EXERCISE TASK
Where does the string "Selecciona" appear in the records? Copy every line that contains it.

DATA IN THIS EXERCISE
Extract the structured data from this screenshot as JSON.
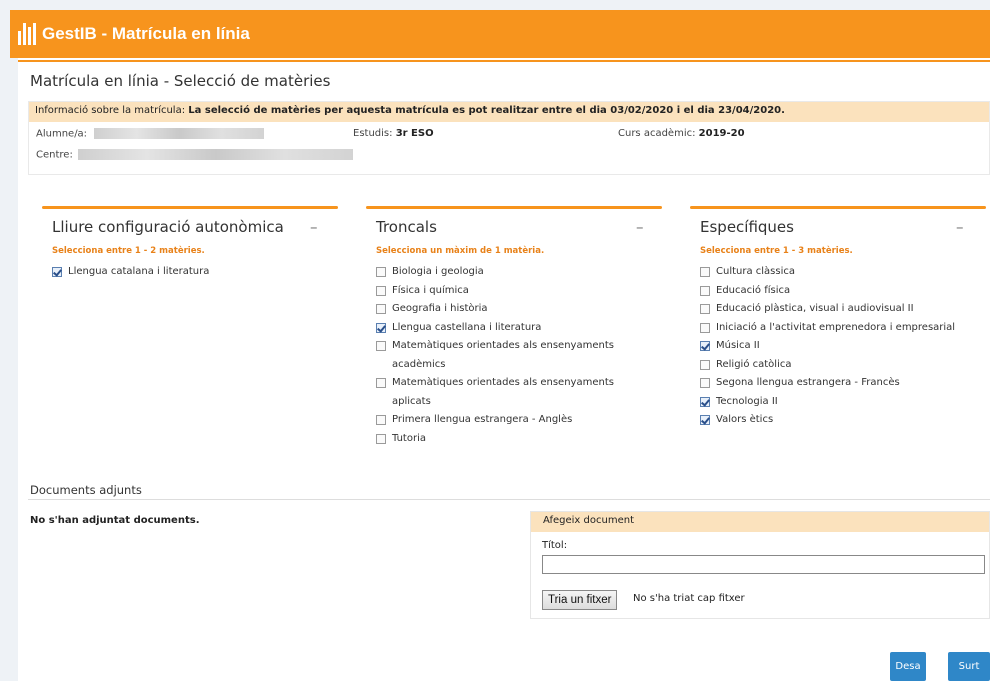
{
  "app": {
    "title": "GestIB - Matrícula en línia"
  },
  "page": {
    "title": "Matrícula en línia - Selecció de matèries"
  },
  "info": {
    "label": "Informació sobre la matrícula:",
    "message": "La selecció de matèries per aquesta matrícula es pot realitzar entre el dia 03/02/2020 i el dia 23/04/2020.",
    "student_label": "Alumne/a:",
    "studies_label": "Estudis:",
    "studies_value": "3r ESO",
    "year_label": "Curs acadèmic:",
    "year_value": "2019-20",
    "center_label": "Centre:"
  },
  "panels": [
    {
      "title": "Lliure configuració autonòmica",
      "collapse": "–",
      "hint": "Selecciona entre 1 - 2 matèries.",
      "items": [
        {
          "label": "Llengua catalana i literatura",
          "checked": true
        }
      ]
    },
    {
      "title": "Troncals",
      "collapse": "–",
      "hint": "Selecciona un màxim de 1 matèria.",
      "items": [
        {
          "label": "Biologia i geologia",
          "checked": false
        },
        {
          "label": "Física i química",
          "checked": false
        },
        {
          "label": "Geografia i història",
          "checked": false
        },
        {
          "label": "Llengua castellana i literatura",
          "checked": true
        },
        {
          "label": "Matemàtiques orientades als ensenyaments acadèmics",
          "checked": false
        },
        {
          "label": "Matemàtiques orientades als ensenyaments aplicats",
          "checked": false
        },
        {
          "label": "Primera llengua estrangera - Anglès",
          "checked": false
        },
        {
          "label": "Tutoria",
          "checked": false
        }
      ]
    },
    {
      "title": "Específiques",
      "collapse": "–",
      "hint": "Selecciona entre 1 - 3 matèries.",
      "items": [
        {
          "label": "Cultura clàssica",
          "checked": false
        },
        {
          "label": "Educació física",
          "checked": false
        },
        {
          "label": "Educació plàstica, visual i audiovisual II",
          "checked": false
        },
        {
          "label": "Iniciació a l'activitat emprenedora i empresarial",
          "checked": false
        },
        {
          "label": "Música II",
          "checked": true
        },
        {
          "label": "Religió catòlica",
          "checked": false
        },
        {
          "label": "Segona llengua estrangera - Francès",
          "checked": false
        },
        {
          "label": "Tecnologia II",
          "checked": true
        },
        {
          "label": "Valors ètics",
          "checked": true
        }
      ]
    }
  ],
  "documents": {
    "title": "Documents adjunts",
    "empty": "No s'han adjuntat documents.",
    "add_header": "Afegeix document",
    "title_label": "Títol:",
    "title_value": "",
    "file_button": "Tria un fitxer",
    "file_status": "No s'ha triat cap fitxer"
  },
  "actions": {
    "save": "Desa",
    "exit": "Surt"
  },
  "colors": {
    "accent": "#f7941d",
    "info_bg": "#fbe2bd",
    "button": "#2f87c8"
  }
}
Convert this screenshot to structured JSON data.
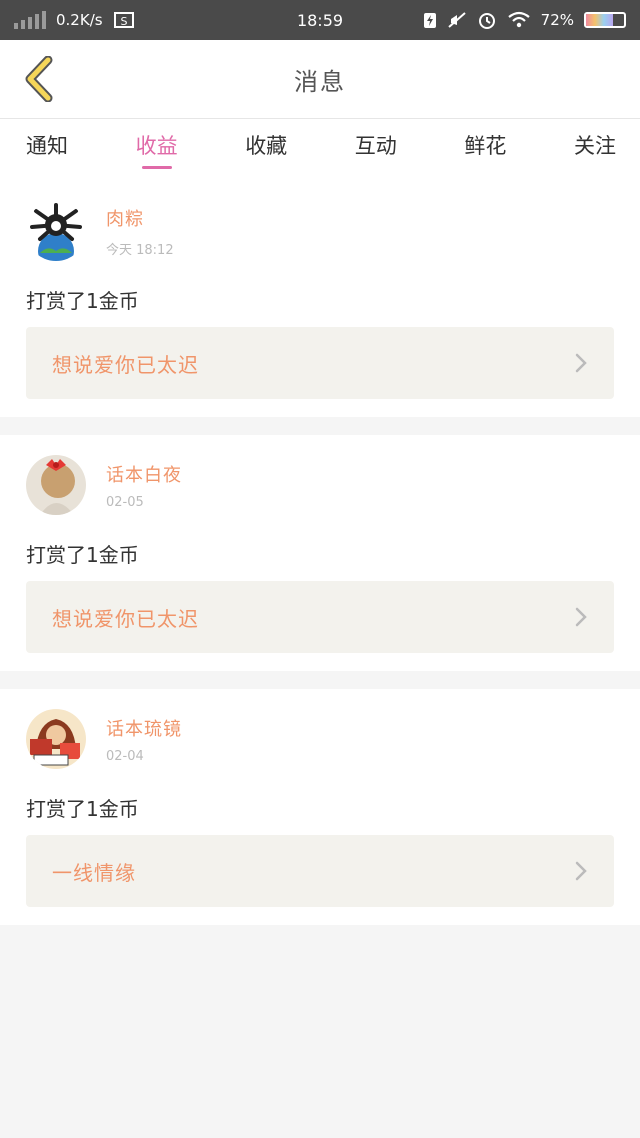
{
  "status": {
    "speed": "0.2K/s",
    "time": "18:59",
    "battery": "72%",
    "battery_level": 0.72
  },
  "header": {
    "title": "消息"
  },
  "tabs": [
    {
      "label": "通知",
      "active": false
    },
    {
      "label": "收益",
      "active": true
    },
    {
      "label": "收藏",
      "active": false
    },
    {
      "label": "互动",
      "active": false
    },
    {
      "label": "鲜花",
      "active": false
    },
    {
      "label": "关注",
      "active": false
    }
  ],
  "messages": [
    {
      "user": "肉粽",
      "time": "今天 18:12",
      "action": "打赏了1金币",
      "book": "想说爱你已太迟"
    },
    {
      "user": "话本白夜",
      "time": "02-05",
      "action": "打赏了1金币",
      "book": "想说爱你已太迟"
    },
    {
      "user": "话本琉镜",
      "time": "02-04",
      "action": "打赏了1金币",
      "book": "一线情缘"
    }
  ],
  "colors": {
    "accent_pink": "#e06aa8",
    "accent_orange": "#f0956a",
    "status_bg": "#4a4a4a"
  }
}
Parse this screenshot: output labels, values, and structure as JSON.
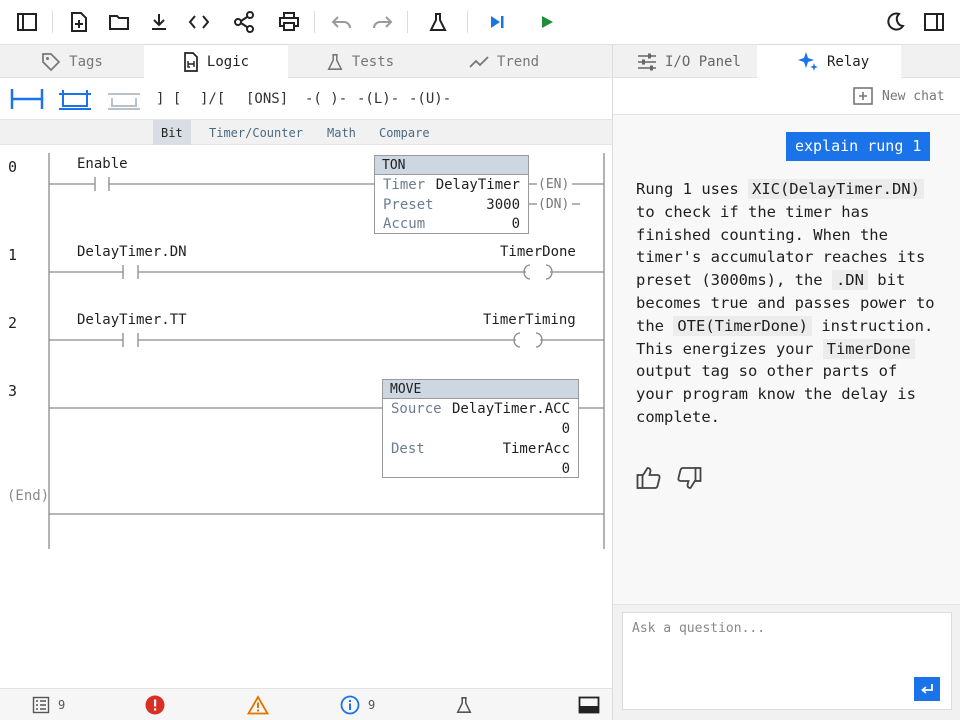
{
  "toolbar": {
    "icons": [
      "sidebar-icon",
      "new-file-icon",
      "folder-icon",
      "download-icon",
      "code-icon",
      "share-icon",
      "print-icon",
      "undo-icon",
      "redo-icon",
      "flask-icon",
      "step-icon",
      "run-icon",
      "dark-mode-icon",
      "panel-icon"
    ]
  },
  "left_tabs": [
    {
      "label": "Tags"
    },
    {
      "label": "Logic"
    },
    {
      "label": "Tests"
    },
    {
      "label": "Trend"
    }
  ],
  "palette": {
    "items": [
      "rung-icon",
      "branch-icon",
      "branch-level-icon"
    ],
    "xic": "] [",
    "xio": "]/[",
    "ons": "[ONS]",
    "ote": "-( )-",
    "otl": "-(L)-",
    "otu": "-(U)-"
  },
  "category_tabs": [
    "Bit",
    "Timer/Counter",
    "Math",
    "Compare"
  ],
  "ladder": {
    "rungs": [
      {
        "number": "0",
        "contact_tag": "Enable"
      },
      {
        "number": "1",
        "contact_tag": "DelayTimer.DN",
        "coil_tag": "TimerDone"
      },
      {
        "number": "2",
        "contact_tag": "DelayTimer.TT",
        "coil_tag": "TimerTiming"
      },
      {
        "number": "3"
      }
    ],
    "end_label": "(End)",
    "ton": {
      "title": "TON",
      "timer_label": "Timer",
      "timer_value": "DelayTimer",
      "preset_label": "Preset",
      "preset_value": "3000",
      "accum_label": "Accum",
      "accum_value": "0",
      "en": "(EN)",
      "dn": "(DN)"
    },
    "move": {
      "title": "MOVE",
      "source_label": "Source",
      "source_value": "DelayTimer.ACC",
      "source_num": "0",
      "dest_label": "Dest",
      "dest_value": "TimerAcc",
      "dest_num": "0"
    }
  },
  "status": {
    "list_count": "9",
    "info_count": "9"
  },
  "right_tabs": [
    {
      "label": "I/O Panel"
    },
    {
      "label": "Relay"
    }
  ],
  "chat": {
    "new_chat": "New chat",
    "user_message": "explain rung 1",
    "reply": {
      "p1": "Rung 1 uses ",
      "c1": "XIC(DelayTimer.DN)",
      "p2": " to check if the timer has finished counting. When the timer's accumulator reaches its preset (3000ms), the ",
      "c2": ".DN",
      "p3": " bit becomes true and passes power to the ",
      "c3": "OTE(TimerDone)",
      "p4": " instruction. This energizes your ",
      "c4": "TimerDone",
      "p5": " output tag so other parts of your program know the delay is complete."
    },
    "input_placeholder": "Ask a question..."
  },
  "colors": {
    "accent": "#1a73e8",
    "run": "#1e8e3e",
    "error": "#d93025",
    "warning": "#e37400",
    "info": "#1a73e8"
  }
}
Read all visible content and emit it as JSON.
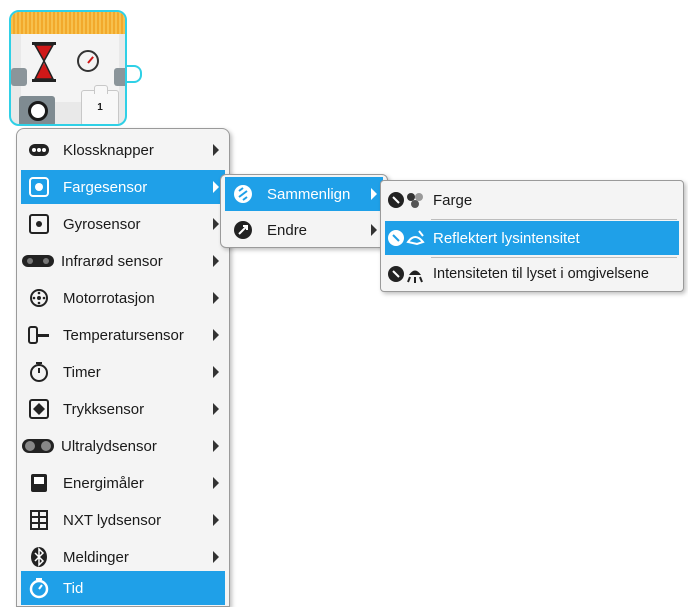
{
  "block": {
    "param_value": "1",
    "border_color": "#2fd0e6",
    "header_color": "#f2a92c"
  },
  "menu": {
    "items": [
      {
        "label": "Klossknapper",
        "icon": "brick-buttons-icon",
        "has_submenu": true
      },
      {
        "label": "Fargesensor",
        "icon": "color-sensor-icon",
        "has_submenu": true,
        "selected": true
      },
      {
        "label": "Gyrosensor",
        "icon": "gyro-sensor-icon",
        "has_submenu": true
      },
      {
        "label": "Infrarød sensor",
        "icon": "infrared-sensor-icon",
        "has_submenu": true
      },
      {
        "label": "Motorrotasjon",
        "icon": "motor-rotation-icon",
        "has_submenu": true
      },
      {
        "label": "Temperatursensor",
        "icon": "temperature-sensor-icon",
        "has_submenu": true
      },
      {
        "label": "Timer",
        "icon": "timer-icon",
        "has_submenu": true
      },
      {
        "label": "Trykksensor",
        "icon": "touch-sensor-icon",
        "has_submenu": true
      },
      {
        "label": "Ultralydsensor",
        "icon": "ultrasonic-sensor-icon",
        "has_submenu": true
      },
      {
        "label": "Energimåler",
        "icon": "energy-meter-icon",
        "has_submenu": true
      },
      {
        "label": "NXT lydsensor",
        "icon": "nxt-sound-sensor-icon",
        "has_submenu": true
      },
      {
        "label": "Meldinger",
        "icon": "bluetooth-messaging-icon",
        "has_submenu": true
      },
      {
        "label": "Tid",
        "icon": "time-icon",
        "has_submenu": false,
        "selected": true
      }
    ]
  },
  "submenu": {
    "items": [
      {
        "label": "Sammenlign",
        "icon": "compare-icon",
        "has_submenu": true,
        "selected": true
      },
      {
        "label": "Endre",
        "icon": "change-icon",
        "has_submenu": true
      }
    ]
  },
  "submenu2": {
    "items": [
      {
        "label": "Farge",
        "icon": "color-mode-icon"
      },
      {
        "label": "Reflektert lysintensitet",
        "icon": "reflected-light-icon",
        "selected": true
      },
      {
        "label": "Intensiteten til lyset i omgivelsene",
        "icon": "ambient-light-icon"
      }
    ]
  },
  "colors": {
    "selection": "#1fa0e8",
    "menu_background": "#f4f4f4",
    "hourglass_red": "#d01818"
  }
}
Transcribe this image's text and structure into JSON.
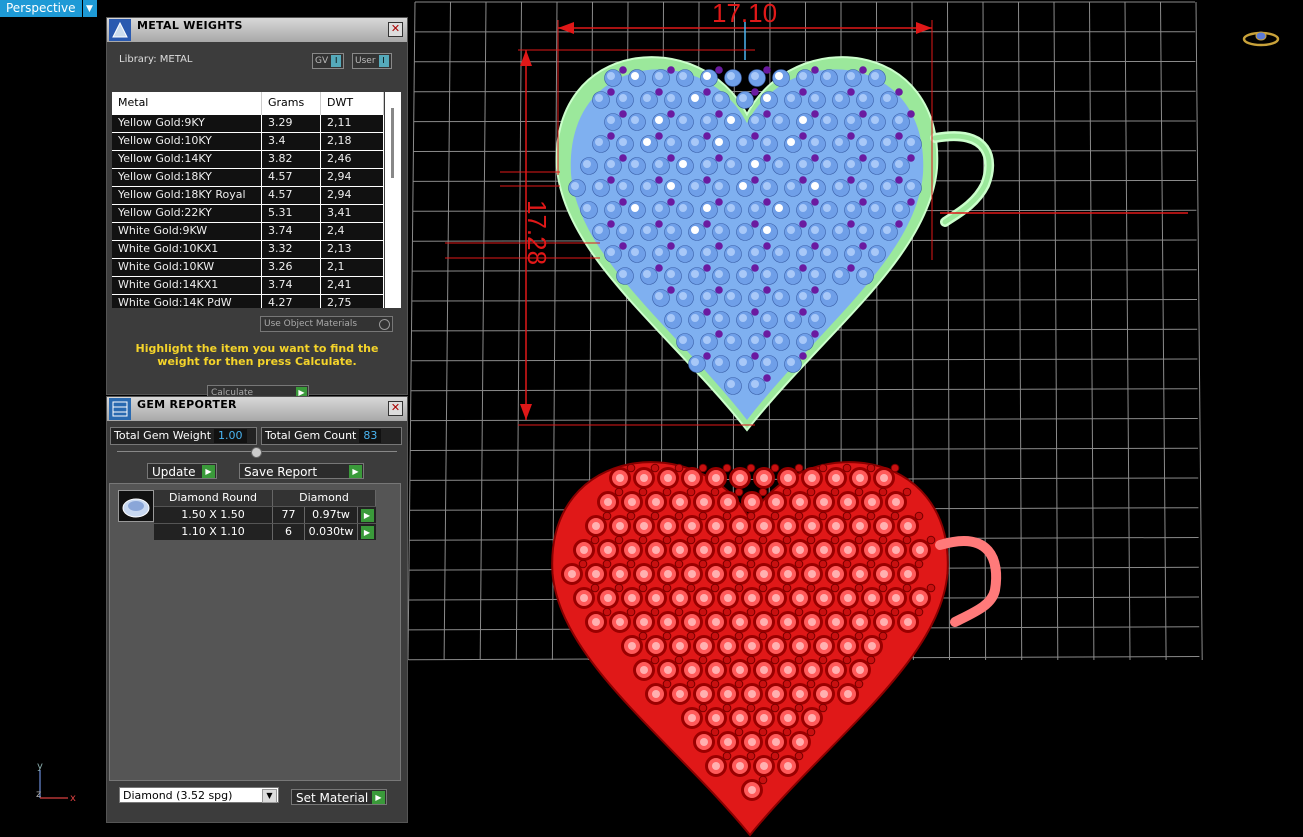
{
  "viewport": {
    "view_label": "Perspective",
    "dimension_width": "17.10",
    "dimension_height": "17.28",
    "axis_y": "y",
    "axis_z": "z",
    "axis_x": "x",
    "heart_top_color": "#7fb0f0",
    "heart_bottom_color": "#e01818",
    "bead_color": "#6a1aa0",
    "dimension_color": "#e01818"
  },
  "metal_weights": {
    "title": "METAL WEIGHTS",
    "library_label": "Library: METAL",
    "toggle_gv": "GV",
    "toggle_user": "User",
    "columns": [
      "Metal",
      "Grams",
      "DWT"
    ],
    "rows": [
      [
        "Yellow Gold:9KY",
        "3.29",
        "2,11"
      ],
      [
        "Yellow Gold:10KY",
        "3.4",
        "2,18"
      ],
      [
        "Yellow Gold:14KY",
        "3.82",
        "2,46"
      ],
      [
        "Yellow Gold:18KY",
        "4.57",
        "2,94"
      ],
      [
        "Yellow Gold:18KY Royal",
        "4.57",
        "2,94"
      ],
      [
        "Yellow Gold:22KY",
        "5.31",
        "3,41"
      ],
      [
        "White Gold:9KW",
        "3.74",
        "2,4"
      ],
      [
        "White Gold:10KX1",
        "3.32",
        "2,13"
      ],
      [
        "White Gold:10KW",
        "3.26",
        "2,1"
      ],
      [
        "White Gold:14KX1",
        "3.74",
        "2,41"
      ],
      [
        "White Gold:14K PdW",
        "4.27",
        "2,75"
      ]
    ],
    "use_object_materials": "Use Object Materials",
    "hint": "Highlight the item you want to find the weight for then press Calculate.",
    "calculate_button": "Calculate"
  },
  "gem_reporter": {
    "title": "GEM REPORTER",
    "total_weight_label": "Total Gem Weight",
    "total_weight_value": "1.00",
    "total_count_label": "Total Gem Count",
    "total_count_value": "83",
    "update_button": "Update",
    "save_report_button": "Save Report",
    "table_header": [
      "Diamond Round",
      "Diamond"
    ],
    "rows": [
      [
        "1.50 X 1.50",
        "77",
        "0.97tw"
      ],
      [
        "1.10 X 1.10",
        "6",
        "0.030tw"
      ]
    ],
    "material_select": "Diamond    (3.52 spg)",
    "set_material_button": "Set Material"
  }
}
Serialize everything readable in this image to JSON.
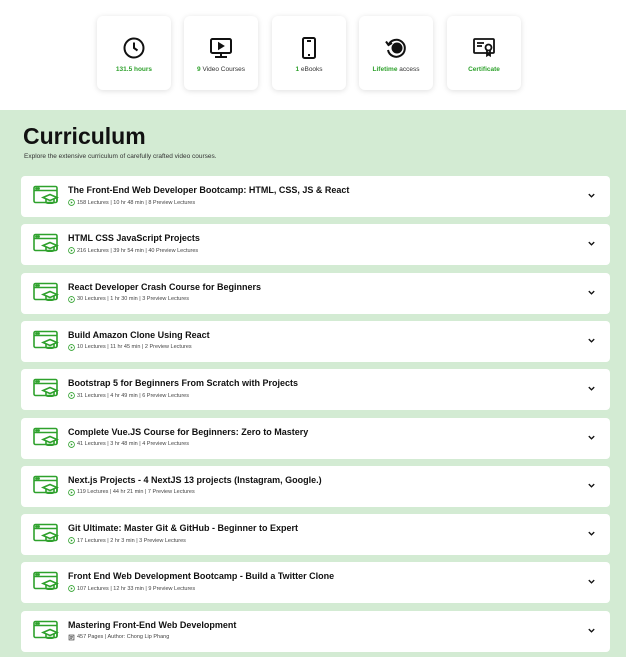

WRITTEN RESPONSE
      "hint": "Selecciona entre 1 - 2 matèries.",
      "hint": "Selecciona un màxim de 1 matèria.",
      "hint": "Selecciona entre 1 - 3 matèries.",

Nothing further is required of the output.